Stated goal — Restate all of the data exactly.

Record set —
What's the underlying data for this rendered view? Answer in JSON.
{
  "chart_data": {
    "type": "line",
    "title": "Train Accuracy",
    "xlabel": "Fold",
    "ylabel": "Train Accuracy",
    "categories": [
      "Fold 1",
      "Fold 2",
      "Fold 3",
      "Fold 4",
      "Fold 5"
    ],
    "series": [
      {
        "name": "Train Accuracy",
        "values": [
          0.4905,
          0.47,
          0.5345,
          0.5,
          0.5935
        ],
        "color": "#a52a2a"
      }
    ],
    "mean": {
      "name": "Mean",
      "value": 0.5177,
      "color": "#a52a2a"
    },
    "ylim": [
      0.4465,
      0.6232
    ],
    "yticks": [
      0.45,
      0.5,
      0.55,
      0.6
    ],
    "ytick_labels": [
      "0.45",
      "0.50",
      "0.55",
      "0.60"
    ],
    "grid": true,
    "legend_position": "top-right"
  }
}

Task answer —
What's the underlying data for this rendered view? Answer in JSON.
{
  "chart_data": {
    "type": "line",
    "title": "Train Accuracy",
    "xlabel": "Fold",
    "ylabel": "Train Accuracy",
    "categories": [
      "Fold 1",
      "Fold 2",
      "Fold 3",
      "Fold 4",
      "Fold 5"
    ],
    "series": [
      {
        "name": "Train Accuracy",
        "values": [
          0.4905,
          0.47,
          0.5345,
          0.5,
          0.5935
        ],
        "color": "#a52a2a"
      }
    ],
    "mean": {
      "name": "Mean",
      "value": 0.5177,
      "color": "#a52a2a"
    },
    "ylim": [
      0.4465,
      0.6232
    ],
    "yticks": [
      0.45,
      0.5,
      0.55,
      0.6
    ],
    "ytick_labels": [
      "0.45",
      "0.50",
      "0.55",
      "0.60"
    ],
    "grid": true,
    "legend_position": "top-right"
  }
}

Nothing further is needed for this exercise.